_Given problem_
Copy each line of the records that holds the string "Centimeters".
## Begin
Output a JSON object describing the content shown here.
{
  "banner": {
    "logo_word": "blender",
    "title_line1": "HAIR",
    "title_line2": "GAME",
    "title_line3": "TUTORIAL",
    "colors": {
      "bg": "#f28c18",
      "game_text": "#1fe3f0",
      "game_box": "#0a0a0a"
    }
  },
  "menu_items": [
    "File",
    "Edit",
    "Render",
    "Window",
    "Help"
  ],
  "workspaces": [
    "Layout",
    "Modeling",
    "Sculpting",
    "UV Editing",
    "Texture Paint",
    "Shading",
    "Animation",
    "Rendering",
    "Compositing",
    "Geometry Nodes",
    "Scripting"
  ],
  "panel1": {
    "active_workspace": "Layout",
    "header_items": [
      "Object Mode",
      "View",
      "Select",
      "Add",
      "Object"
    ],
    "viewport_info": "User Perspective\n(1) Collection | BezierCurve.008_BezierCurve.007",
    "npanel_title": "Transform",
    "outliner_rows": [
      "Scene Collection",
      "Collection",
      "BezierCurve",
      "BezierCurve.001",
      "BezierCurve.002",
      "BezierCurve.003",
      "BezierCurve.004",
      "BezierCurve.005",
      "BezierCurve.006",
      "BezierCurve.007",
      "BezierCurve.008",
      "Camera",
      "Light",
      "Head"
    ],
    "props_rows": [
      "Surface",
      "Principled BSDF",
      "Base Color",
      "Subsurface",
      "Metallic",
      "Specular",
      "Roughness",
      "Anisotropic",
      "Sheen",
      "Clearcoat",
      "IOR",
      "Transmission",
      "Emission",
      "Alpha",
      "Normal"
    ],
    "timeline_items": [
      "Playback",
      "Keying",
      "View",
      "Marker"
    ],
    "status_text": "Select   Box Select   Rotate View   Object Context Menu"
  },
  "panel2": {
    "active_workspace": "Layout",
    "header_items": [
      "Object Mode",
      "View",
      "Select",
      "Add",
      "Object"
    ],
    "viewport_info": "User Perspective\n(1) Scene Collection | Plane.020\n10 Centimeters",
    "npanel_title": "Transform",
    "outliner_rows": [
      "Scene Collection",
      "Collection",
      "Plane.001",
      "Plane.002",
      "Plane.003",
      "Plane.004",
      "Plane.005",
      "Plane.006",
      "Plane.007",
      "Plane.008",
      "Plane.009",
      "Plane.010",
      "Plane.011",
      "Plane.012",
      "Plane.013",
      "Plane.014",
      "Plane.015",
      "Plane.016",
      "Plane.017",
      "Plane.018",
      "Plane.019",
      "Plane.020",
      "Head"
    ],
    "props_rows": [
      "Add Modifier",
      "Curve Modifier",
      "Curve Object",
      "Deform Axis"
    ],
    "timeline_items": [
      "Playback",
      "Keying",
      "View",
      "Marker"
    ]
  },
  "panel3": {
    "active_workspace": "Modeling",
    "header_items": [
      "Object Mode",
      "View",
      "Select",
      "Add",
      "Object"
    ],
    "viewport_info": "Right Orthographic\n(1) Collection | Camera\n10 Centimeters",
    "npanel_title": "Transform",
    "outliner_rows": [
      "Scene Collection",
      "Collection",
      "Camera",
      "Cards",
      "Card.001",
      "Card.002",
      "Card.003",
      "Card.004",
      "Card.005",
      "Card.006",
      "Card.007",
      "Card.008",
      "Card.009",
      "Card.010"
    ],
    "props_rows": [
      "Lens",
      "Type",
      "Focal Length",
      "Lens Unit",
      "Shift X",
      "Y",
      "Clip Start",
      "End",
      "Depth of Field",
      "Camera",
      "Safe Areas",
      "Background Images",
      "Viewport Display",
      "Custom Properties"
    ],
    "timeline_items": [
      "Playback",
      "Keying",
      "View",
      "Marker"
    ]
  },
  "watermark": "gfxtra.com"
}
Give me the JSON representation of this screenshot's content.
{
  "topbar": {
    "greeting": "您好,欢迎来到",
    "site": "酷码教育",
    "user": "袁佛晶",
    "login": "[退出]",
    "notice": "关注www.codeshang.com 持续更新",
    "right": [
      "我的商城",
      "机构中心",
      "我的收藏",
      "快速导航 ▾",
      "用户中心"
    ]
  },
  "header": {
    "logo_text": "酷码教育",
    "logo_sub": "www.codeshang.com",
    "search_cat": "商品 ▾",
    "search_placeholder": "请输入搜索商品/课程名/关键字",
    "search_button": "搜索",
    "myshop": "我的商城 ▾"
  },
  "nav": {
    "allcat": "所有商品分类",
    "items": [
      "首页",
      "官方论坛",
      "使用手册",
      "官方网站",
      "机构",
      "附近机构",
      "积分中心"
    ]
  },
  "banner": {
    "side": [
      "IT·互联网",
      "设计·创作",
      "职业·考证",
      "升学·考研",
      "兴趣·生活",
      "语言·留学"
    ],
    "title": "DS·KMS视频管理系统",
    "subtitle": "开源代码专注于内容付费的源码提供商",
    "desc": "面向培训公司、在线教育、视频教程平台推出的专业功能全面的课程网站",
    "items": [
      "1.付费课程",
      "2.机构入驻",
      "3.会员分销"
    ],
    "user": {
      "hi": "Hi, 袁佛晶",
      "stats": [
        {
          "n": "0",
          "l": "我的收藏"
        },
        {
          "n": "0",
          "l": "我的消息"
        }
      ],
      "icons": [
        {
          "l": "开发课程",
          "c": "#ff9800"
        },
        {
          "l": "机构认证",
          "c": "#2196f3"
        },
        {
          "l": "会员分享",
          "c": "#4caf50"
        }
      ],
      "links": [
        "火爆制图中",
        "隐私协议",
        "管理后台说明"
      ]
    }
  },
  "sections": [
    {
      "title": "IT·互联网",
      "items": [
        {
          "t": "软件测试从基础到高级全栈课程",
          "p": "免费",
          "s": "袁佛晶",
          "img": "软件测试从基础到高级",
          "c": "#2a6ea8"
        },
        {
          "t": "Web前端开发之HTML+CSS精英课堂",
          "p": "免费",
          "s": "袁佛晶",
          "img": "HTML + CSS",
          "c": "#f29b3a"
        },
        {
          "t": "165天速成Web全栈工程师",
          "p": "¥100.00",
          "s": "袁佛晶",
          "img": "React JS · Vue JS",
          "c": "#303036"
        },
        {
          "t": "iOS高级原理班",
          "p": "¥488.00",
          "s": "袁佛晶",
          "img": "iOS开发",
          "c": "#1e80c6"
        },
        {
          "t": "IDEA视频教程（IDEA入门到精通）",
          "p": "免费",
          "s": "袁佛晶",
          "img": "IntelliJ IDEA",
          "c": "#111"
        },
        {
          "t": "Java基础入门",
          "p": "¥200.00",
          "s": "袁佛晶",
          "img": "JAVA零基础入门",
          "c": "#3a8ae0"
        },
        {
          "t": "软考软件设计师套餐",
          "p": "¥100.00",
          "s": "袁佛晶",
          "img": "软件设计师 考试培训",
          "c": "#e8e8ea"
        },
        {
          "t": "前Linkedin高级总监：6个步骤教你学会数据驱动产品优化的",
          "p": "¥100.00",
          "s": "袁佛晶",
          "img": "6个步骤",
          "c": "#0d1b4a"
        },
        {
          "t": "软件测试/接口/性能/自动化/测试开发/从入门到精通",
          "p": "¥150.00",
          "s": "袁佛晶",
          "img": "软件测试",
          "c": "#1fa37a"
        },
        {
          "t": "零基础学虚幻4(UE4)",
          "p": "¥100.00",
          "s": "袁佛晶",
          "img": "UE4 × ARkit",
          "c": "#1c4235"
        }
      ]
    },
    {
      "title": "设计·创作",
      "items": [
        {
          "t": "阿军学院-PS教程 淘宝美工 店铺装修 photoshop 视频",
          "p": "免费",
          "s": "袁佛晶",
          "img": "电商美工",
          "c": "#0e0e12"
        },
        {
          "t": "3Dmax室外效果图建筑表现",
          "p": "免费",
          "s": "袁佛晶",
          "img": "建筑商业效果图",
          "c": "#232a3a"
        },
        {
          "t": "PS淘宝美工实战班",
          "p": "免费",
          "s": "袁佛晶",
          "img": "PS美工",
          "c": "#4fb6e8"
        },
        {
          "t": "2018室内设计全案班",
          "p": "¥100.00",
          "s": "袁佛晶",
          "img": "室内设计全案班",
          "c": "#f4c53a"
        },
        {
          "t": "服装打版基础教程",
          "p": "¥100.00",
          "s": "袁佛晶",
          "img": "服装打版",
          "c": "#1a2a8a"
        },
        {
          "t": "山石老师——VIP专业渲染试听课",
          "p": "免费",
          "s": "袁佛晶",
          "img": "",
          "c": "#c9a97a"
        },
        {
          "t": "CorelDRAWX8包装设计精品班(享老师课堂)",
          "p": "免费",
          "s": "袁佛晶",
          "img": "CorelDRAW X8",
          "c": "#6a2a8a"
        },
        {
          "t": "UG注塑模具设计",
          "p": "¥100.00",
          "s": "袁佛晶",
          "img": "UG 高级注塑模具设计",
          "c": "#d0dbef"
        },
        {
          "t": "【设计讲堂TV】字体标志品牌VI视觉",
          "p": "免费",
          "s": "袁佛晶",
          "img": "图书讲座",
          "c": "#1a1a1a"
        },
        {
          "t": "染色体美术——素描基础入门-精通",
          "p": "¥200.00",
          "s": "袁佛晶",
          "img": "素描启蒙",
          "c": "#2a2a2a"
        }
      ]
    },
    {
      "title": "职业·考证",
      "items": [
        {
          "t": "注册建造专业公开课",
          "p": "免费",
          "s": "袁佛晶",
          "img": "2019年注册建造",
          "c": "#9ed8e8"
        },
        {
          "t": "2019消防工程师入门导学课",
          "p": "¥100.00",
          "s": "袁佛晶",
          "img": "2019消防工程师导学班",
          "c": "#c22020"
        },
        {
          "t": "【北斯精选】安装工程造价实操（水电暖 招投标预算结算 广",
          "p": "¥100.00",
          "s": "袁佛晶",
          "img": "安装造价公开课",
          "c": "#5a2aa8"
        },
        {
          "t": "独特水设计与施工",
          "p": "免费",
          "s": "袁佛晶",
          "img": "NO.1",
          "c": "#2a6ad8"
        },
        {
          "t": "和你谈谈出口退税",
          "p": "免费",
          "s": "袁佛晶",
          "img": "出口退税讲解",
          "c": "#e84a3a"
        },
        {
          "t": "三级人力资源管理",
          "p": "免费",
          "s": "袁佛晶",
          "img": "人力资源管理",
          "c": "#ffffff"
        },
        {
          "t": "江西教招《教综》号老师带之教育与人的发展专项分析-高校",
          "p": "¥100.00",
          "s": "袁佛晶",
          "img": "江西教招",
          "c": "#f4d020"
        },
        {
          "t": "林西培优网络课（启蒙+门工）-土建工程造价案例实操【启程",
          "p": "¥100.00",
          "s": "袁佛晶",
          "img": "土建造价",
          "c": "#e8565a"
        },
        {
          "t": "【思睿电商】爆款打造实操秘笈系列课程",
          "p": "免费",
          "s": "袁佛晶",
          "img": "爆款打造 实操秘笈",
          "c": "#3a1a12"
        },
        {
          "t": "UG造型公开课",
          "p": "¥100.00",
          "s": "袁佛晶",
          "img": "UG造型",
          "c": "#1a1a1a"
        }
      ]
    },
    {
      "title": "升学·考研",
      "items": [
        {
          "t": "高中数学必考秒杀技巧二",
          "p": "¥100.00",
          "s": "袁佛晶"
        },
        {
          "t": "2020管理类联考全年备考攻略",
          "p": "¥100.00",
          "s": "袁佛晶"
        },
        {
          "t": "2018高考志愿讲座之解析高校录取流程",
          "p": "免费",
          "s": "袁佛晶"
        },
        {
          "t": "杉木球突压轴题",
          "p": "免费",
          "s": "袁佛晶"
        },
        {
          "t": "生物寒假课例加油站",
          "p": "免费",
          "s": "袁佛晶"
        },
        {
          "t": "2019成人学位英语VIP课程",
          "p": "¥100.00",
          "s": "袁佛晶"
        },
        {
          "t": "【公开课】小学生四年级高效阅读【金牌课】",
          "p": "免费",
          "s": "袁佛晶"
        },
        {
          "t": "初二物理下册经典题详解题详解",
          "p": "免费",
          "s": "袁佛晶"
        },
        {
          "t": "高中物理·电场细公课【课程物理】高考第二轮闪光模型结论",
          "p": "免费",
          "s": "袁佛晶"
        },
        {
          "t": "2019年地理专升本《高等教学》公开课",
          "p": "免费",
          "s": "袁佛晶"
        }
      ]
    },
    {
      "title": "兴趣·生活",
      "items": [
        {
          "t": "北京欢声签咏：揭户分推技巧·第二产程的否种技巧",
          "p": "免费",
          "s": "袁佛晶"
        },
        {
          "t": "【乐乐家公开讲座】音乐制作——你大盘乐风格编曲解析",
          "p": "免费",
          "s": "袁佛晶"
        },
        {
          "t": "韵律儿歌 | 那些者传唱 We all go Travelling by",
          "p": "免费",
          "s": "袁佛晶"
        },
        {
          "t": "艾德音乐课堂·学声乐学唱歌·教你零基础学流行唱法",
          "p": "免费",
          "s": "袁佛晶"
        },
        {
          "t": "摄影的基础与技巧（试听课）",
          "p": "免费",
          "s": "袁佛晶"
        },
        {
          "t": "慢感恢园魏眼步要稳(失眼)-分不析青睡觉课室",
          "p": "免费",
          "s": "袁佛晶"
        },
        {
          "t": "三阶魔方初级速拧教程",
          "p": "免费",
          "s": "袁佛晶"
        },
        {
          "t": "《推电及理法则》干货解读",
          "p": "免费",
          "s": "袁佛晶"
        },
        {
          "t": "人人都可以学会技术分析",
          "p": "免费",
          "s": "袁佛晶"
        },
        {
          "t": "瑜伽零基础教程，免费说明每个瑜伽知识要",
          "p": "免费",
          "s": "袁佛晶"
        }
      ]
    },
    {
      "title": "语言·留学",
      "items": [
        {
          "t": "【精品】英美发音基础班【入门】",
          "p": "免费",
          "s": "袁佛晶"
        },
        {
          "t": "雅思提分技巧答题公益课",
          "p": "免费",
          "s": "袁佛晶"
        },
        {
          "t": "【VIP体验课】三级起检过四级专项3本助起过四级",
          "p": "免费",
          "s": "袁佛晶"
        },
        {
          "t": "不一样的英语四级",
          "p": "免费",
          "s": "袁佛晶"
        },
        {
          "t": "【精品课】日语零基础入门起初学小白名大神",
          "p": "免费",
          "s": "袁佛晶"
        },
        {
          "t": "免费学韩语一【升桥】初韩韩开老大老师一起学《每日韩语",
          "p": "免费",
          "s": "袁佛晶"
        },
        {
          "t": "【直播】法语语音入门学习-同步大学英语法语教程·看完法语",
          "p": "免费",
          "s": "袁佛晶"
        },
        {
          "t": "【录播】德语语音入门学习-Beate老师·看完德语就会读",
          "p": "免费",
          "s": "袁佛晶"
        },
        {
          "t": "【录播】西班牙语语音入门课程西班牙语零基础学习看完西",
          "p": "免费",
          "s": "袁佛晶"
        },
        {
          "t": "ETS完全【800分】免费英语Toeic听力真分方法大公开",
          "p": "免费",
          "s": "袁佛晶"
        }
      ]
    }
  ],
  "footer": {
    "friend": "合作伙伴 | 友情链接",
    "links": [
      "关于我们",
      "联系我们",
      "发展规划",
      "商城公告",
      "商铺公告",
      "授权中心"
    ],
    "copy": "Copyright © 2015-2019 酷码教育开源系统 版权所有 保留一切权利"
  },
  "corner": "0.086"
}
## End
_Task result_
    "viewport_info": "User Perspective\n(1) Scene Collection | Plane.020\n10 Centimeters",
    "viewport_info": "Right Orthographic\n(1) Collection | Camera\n10 Centimeters",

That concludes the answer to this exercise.